-- Description of the task --
With nothing added and nothing dropped, write out all of the entries below.

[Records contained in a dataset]

* * * * *

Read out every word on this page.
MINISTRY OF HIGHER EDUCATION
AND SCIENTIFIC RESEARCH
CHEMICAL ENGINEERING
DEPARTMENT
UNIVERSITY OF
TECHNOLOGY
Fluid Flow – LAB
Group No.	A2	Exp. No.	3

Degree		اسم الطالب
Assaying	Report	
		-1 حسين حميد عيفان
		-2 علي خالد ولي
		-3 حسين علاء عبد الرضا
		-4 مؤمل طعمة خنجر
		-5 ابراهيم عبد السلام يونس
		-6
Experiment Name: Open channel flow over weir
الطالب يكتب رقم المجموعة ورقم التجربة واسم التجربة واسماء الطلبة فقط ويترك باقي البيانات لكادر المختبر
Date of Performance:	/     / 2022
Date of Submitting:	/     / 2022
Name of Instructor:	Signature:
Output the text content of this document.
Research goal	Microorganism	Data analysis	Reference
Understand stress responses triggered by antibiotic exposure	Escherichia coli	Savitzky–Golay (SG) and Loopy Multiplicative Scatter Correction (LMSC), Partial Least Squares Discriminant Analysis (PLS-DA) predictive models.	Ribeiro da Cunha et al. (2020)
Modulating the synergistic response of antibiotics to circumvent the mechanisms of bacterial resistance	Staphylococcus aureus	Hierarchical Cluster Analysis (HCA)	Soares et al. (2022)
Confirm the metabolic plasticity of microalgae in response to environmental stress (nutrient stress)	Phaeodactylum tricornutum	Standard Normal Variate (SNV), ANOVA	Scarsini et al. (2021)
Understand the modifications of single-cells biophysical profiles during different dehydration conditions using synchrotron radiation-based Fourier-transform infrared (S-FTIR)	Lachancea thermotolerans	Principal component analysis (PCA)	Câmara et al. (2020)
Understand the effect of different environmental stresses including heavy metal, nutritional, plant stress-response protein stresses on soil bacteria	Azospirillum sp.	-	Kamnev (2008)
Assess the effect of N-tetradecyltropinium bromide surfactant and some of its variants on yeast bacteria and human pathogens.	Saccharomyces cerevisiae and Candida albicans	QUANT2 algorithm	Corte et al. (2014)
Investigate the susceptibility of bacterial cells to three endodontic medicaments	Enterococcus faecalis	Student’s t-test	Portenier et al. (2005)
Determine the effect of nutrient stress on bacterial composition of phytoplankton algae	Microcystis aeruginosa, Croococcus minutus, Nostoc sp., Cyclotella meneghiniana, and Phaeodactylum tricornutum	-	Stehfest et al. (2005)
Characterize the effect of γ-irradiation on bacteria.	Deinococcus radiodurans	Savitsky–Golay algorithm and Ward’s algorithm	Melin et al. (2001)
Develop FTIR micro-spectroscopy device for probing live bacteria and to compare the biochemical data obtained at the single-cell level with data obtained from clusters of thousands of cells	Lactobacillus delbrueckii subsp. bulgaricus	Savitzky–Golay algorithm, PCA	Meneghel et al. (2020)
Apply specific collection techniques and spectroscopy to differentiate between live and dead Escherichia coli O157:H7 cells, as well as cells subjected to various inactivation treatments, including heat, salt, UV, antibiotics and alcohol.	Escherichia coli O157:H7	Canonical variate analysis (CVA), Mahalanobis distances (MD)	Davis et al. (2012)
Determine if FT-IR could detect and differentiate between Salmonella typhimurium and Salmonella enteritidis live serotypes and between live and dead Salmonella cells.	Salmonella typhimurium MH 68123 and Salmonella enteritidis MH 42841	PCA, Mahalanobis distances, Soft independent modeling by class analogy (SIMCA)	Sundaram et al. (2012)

* * * * *

-- Answer section --
Read out every word on this page.
MINISTRY OF HIGHER EDUCATION
AND SCIENTIFIC RESEARCH
CHEMICAL ENGINEERING
DEPARTMENT
UNIVERSITY OF
TECHNOLOGY
Fluid Flow – LAB
Group No.	A2	Exp. No.	3

Degree		اسم الطالب
Assaying	Report	
		-1 حسين حميد عيفان
		-2 علي خالد ولي
		-3 حسين علاء عبد الرضا
		-4 مؤمل طعمة خنجر
		-5 ابراهيم عبد السلام يونس
		-6
Experiment Name: Open channel flow over weir
الطالب يكتب رقم المجموعة ورقم التجربة واسم التجربة واسماء الطلبة فقط ويترك باقي البيانات لكادر المختبر
Date of Performance:	/     / 2022
Date of Submitting:	/     / 2022
Name of Instructor:	Signature:
Output the text content of this document.
Research goal	Microorganism	Data analysis	Reference
Understand stress responses triggered by antibiotic exposure	Escherichia coli	Savitzky–Golay (SG) and Loopy Multiplicative Scatter Correction (LMSC), Partial Least Squares Discriminant Analysis (PLS-DA) predictive models.	Ribeiro da Cunha et al. (2020)
Modulating the synergistic response of antibiotics to circumvent the mechanisms of bacterial resistance	Staphylococcus aureus	Hierarchical Cluster Analysis (HCA)	Soares et al. (2022)
Confirm the metabolic plasticity of microalgae in response to environmental stress (nutrient stress)	Phaeodactylum tricornutum	Standard Normal Variate (SNV), ANOVA	Scarsini et al. (2021)
Understand the modifications of single-cells biophysical profiles during different dehydration conditions using synchrotron radiation-based Fourier-transform infrared (S-FTIR)	Lachancea thermotolerans	Principal component analysis (PCA)	Câmara et al. (2020)
Understand the effect of different environmental stresses including heavy metal, nutritional, plant stress-response protein stresses on soil bacteria	Azospirillum sp.	-	Kamnev (2008)
Assess the effect of N-tetradecyltropinium bromide surfactant and some of its variants on yeast bacteria and human pathogens.	Saccharomyces cerevisiae and Candida albicans	QUANT2 algorithm	Corte et al. (2014)
Investigate the susceptibility of bacterial cells to three endodontic medicaments	Enterococcus faecalis	Student’s t-test	Portenier et al. (2005)
Determine the effect of nutrient stress on bacterial composition of phytoplankton algae	Microcystis aeruginosa, Croococcus minutus, Nostoc sp., Cyclotella meneghiniana, and Phaeodactylum tricornutum	-	Stehfest et al. (2005)
Characterize the effect of γ-irradiation on bacteria.	Deinococcus radiodurans	Savitsky–Golay algorithm and Ward’s algorithm	Melin et al. (2001)
Develop FTIR micro-spectroscopy device for probing live bacteria and to compare the biochemical data obtained at the single-cell level with data obtained from clusters of thousands of cells	Lactobacillus delbrueckii subsp. bulgaricus	Savitzky–Golay algorithm, PCA	Meneghel et al. (2020)
Apply specific collection techniques and spectroscopy to differentiate between live and dead Escherichia coli O157:H7 cells, as well as cells subjected to various inactivation treatments, including heat, salt, UV, antibiotics and alcohol.	Escherichia coli O157:H7	Canonical variate analysis (CVA), Mahalanobis distances (MD)	Davis et al. (2012)
Determine if FT-IR could detect and differentiate between Salmonella typhimurium and Salmonella enteritidis live serotypes and between live and dead Salmonella cells.	Salmonella typhimurium MH 68123 and Salmonella enteritidis MH 42841	PCA, Mahalanobis distances, Soft independent modeling by class analogy (SIMCA)	Sundaram et al. (2012)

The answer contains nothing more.